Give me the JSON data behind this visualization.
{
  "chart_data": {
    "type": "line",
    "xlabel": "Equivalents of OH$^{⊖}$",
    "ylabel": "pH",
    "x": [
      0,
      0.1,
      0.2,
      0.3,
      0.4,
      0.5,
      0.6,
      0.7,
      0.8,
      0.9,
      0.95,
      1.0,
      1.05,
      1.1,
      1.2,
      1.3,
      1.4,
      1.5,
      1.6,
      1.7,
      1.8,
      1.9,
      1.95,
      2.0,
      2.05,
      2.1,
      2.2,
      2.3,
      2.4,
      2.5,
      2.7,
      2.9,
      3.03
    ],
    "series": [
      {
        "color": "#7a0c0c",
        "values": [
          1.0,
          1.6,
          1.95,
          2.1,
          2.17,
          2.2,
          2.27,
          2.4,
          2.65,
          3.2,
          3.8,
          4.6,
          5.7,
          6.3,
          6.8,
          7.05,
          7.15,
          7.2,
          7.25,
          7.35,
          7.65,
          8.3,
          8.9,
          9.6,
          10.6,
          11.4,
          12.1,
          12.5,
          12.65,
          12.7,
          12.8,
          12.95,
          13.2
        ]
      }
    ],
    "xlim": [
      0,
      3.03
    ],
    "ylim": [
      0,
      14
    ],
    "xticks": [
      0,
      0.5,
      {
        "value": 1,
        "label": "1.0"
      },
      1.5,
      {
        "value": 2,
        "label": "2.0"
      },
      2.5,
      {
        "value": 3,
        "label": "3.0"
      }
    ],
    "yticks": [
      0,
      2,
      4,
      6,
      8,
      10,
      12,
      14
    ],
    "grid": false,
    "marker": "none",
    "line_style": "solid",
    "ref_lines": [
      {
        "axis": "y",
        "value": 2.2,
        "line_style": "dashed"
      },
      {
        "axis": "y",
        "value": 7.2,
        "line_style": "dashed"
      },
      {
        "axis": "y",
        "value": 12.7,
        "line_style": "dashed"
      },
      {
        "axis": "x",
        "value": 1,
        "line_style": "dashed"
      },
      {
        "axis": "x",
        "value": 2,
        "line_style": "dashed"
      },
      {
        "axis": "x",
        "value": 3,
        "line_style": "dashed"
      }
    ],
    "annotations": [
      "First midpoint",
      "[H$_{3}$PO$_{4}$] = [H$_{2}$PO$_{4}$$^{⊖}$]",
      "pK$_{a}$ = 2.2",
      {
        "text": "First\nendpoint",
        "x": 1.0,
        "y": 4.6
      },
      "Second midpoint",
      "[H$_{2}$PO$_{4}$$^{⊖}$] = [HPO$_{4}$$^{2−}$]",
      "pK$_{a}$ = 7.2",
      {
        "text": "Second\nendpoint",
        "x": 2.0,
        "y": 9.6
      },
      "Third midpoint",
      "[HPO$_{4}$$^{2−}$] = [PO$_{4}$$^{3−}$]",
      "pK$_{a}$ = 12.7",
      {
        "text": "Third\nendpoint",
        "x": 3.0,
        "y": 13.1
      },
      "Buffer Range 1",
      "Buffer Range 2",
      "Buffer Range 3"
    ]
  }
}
--------
## INSTRUCTION
What do the records say? Quote them all exactly.

## TASK RESPONSE
Give me the JSON data behind this visualization.
{
  "chart_data": {
    "type": "line",
    "xlabel": "Equivalents of OH$^{⊖}$",
    "ylabel": "pH",
    "x": [
      0,
      0.1,
      0.2,
      0.3,
      0.4,
      0.5,
      0.6,
      0.7,
      0.8,
      0.9,
      0.95,
      1.0,
      1.05,
      1.1,
      1.2,
      1.3,
      1.4,
      1.5,
      1.6,
      1.7,
      1.8,
      1.9,
      1.95,
      2.0,
      2.05,
      2.1,
      2.2,
      2.3,
      2.4,
      2.5,
      2.7,
      2.9,
      3.03
    ],
    "series": [
      {
        "color": "#7a0c0c",
        "values": [
          1.0,
          1.6,
          1.95,
          2.1,
          2.17,
          2.2,
          2.27,
          2.4,
          2.65,
          3.2,
          3.8,
          4.6,
          5.7,
          6.3,
          6.8,
          7.05,
          7.15,
          7.2,
          7.25,
          7.35,
          7.65,
          8.3,
          8.9,
          9.6,
          10.6,
          11.4,
          12.1,
          12.5,
          12.65,
          12.7,
          12.8,
          12.95,
          13.2
        ]
      }
    ],
    "xlim": [
      0,
      3.03
    ],
    "ylim": [
      0,
      14
    ],
    "xticks": [
      0,
      0.5,
      {
        "value": 1,
        "label": "1.0"
      },
      1.5,
      {
        "value": 2,
        "label": "2.0"
      },
      2.5,
      {
        "value": 3,
        "label": "3.0"
      }
    ],
    "yticks": [
      0,
      2,
      4,
      6,
      8,
      10,
      12,
      14
    ],
    "grid": false,
    "marker": "none",
    "line_style": "solid",
    "ref_lines": [
      {
        "axis": "y",
        "value": 2.2,
        "line_style": "dashed"
      },
      {
        "axis": "y",
        "value": 7.2,
        "line_style": "dashed"
      },
      {
        "axis": "y",
        "value": 12.7,
        "line_style": "dashed"
      },
      {
        "axis": "x",
        "value": 1,
        "line_style": "dashed"
      },
      {
        "axis": "x",
        "value": 2,
        "line_style": "dashed"
      },
      {
        "axis": "x",
        "value": 3,
        "line_style": "dashed"
      }
    ],
    "annotations": [
      "First midpoint",
      "[H$_{3}$PO$_{4}$] = [H$_{2}$PO$_{4}$$^{⊖}$]",
      "pK$_{a}$ = 2.2",
      {
        "text": "First\nendpoint",
        "x": 1.0,
        "y": 4.6
      },
      "Second midpoint",
      "[H$_{2}$PO$_{4}$$^{⊖}$] = [HPO$_{4}$$^{2−}$]",
      "pK$_{a}$ = 7.2",
      {
        "text": "Second\nendpoint",
        "x": 2.0,
        "y": 9.6
      },
      "Third midpoint",
      "[HPO$_{4}$$^{2−}$] = [PO$_{4}$$^{3−}$]",
      "pK$_{a}$ = 12.7",
      {
        "text": "Third\nendpoint",
        "x": 3.0,
        "y": 13.1
      },
      "Buffer Range 1",
      "Buffer Range 2",
      "Buffer Range 3"
    ]
  }
}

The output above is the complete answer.